Exercise goal => Give every line again exactly as it appears, please, but not the pictures.

Stored records =>
+ + + + +

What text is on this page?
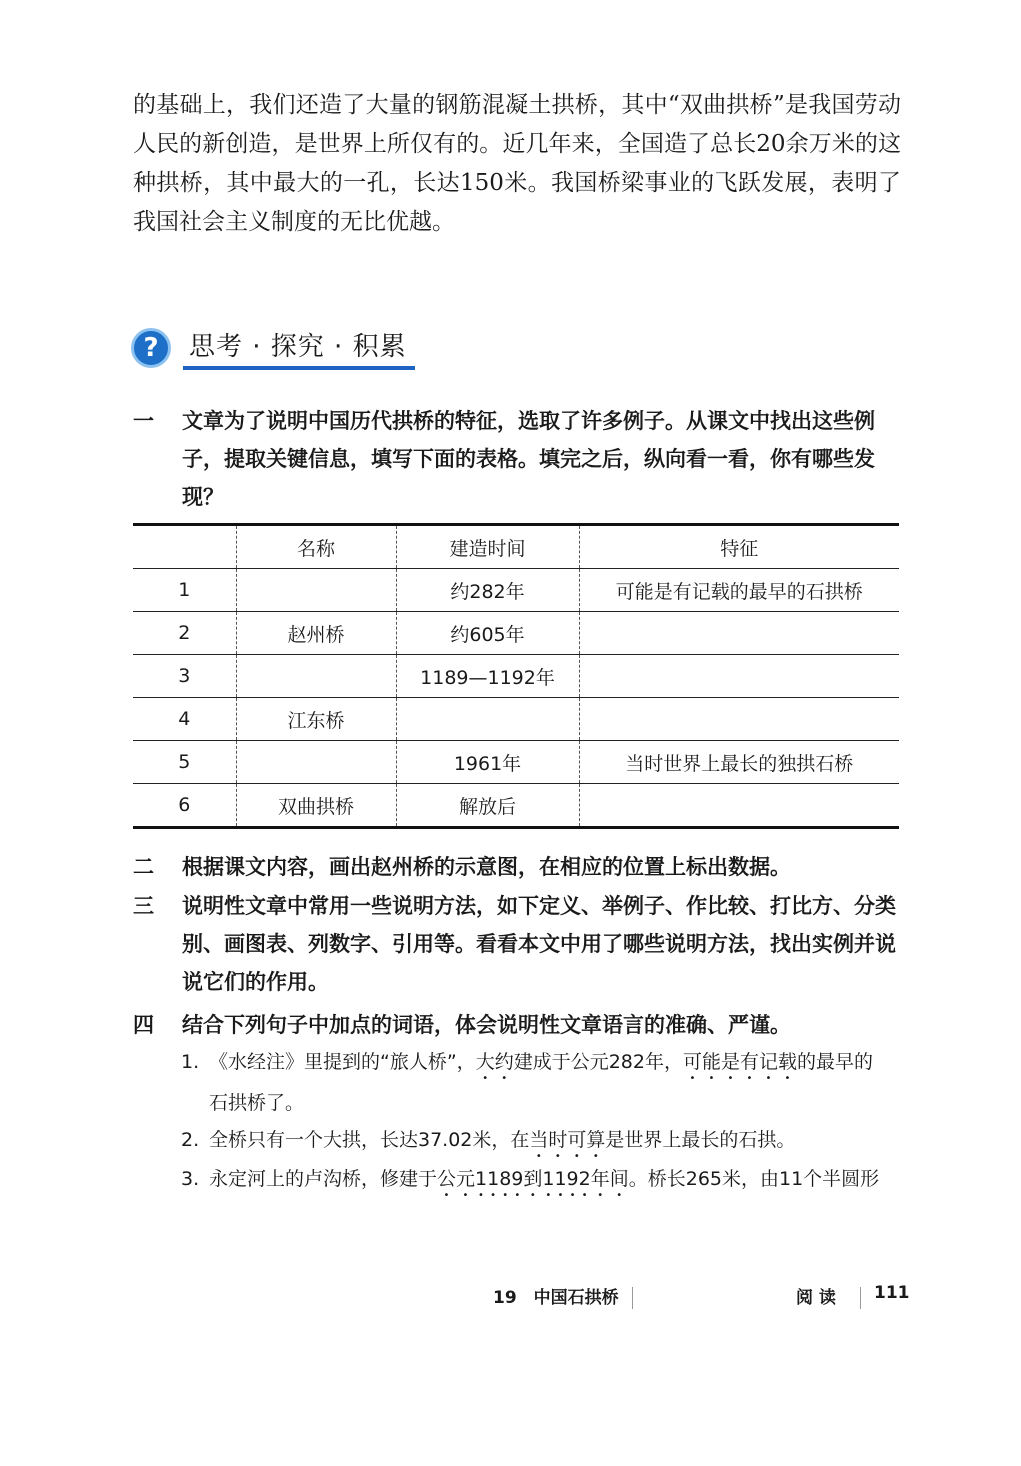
的基础上，我们还造了大量的钢筋混凝土拱桥，其中“双曲拱桥”是我国劳动人民的新创造，是世界上所仅有的。近几年来，全国造了总长20余万米的这种拱桥，其中最大的一孔，长达150米。我国桥梁事业的飞跃发展，表明了我国社会主义制度的无比优越。

?	思考 · 探究 · 积累
一 文章为了说明中国历代拱桥的特征，选取了许多例子。从课文中找出这些例子，提取关键信息，填写下面的表格。填完之后，纵向看一看，你有哪些发现？
	名称	建造时间	特征
1		约282年	可能是有记载的最早的石拱桥
2	赵州桥	约605年	
3		1189—1192年	
4	江东桥		
5		1961年	当时世界上最长的独拱石桥
6	双曲拱桥	解放后	
二 根据课文内容，画出赵州桥的示意图，在相应的位置上标出数据。
三 说明性文章中常用一些说明方法，如下定义、举例子、作比较、打比方、分类别、画图表、列数字、引用等。看看本文中用了哪些说明方法，找出实例并说说它们的作用。
四 结合下列句子中加点的词语，体会说明性文章语言的准确、严谨。
1. 《水经注》里提到的“旅人桥”，大约建成于公元282年，可能是有记载的最早的
石拱桥了。
2. 全桥只有一个大拱，长达37.02米，在当时可算是世界上最长的石拱。
3. 永定河上的卢沟桥，修建于公元1189到1192年间。桥长265米，由11个半圆形
19　中国石拱桥	阅 读 111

+ + + + +

Result for this task =>
What text is on this page?
的基础上，我们还造了大量的钢筋混凝土拱桥，其中“双曲拱桥”是我国劳动人民的新创造，是世界上所仅有的。近几年来，全国造了总长20余万米的这种拱桥，其中最大的一孔，长达150米。我国桥梁事业的飞跃发展，表明了我国社会主义制度的无比优越。

?	思考 · 探究 · 积累
一 文章为了说明中国历代拱桥的特征，选取了许多例子。从课文中找出这些例子，提取关键信息，填写下面的表格。填完之后，纵向看一看，你有哪些发现？
	名称	建造时间	特征
1		约282年	可能是有记载的最早的石拱桥
2	赵州桥	约605年	
3		1189—1192年	
4	江东桥		
5		1961年	当时世界上最长的独拱石桥
6	双曲拱桥	解放后	
二 根据课文内容，画出赵州桥的示意图，在相应的位置上标出数据。
三 说明性文章中常用一些说明方法，如下定义、举例子、作比较、打比方、分类别、画图表、列数字、引用等。看看本文中用了哪些说明方法，找出实例并说说它们的作用。
四 结合下列句子中加点的词语，体会说明性文章语言的准确、严谨。
1. 《水经注》里提到的“旅人桥”，大约建成于公元282年，可能是有记载的最早的
石拱桥了。
2. 全桥只有一个大拱，长达37.02米，在当时可算是世界上最长的石拱。
3. 永定河上的卢沟桥，修建于公元1189到1192年间。桥长265米，由11个半圆形
19　中国石拱桥	阅 读 111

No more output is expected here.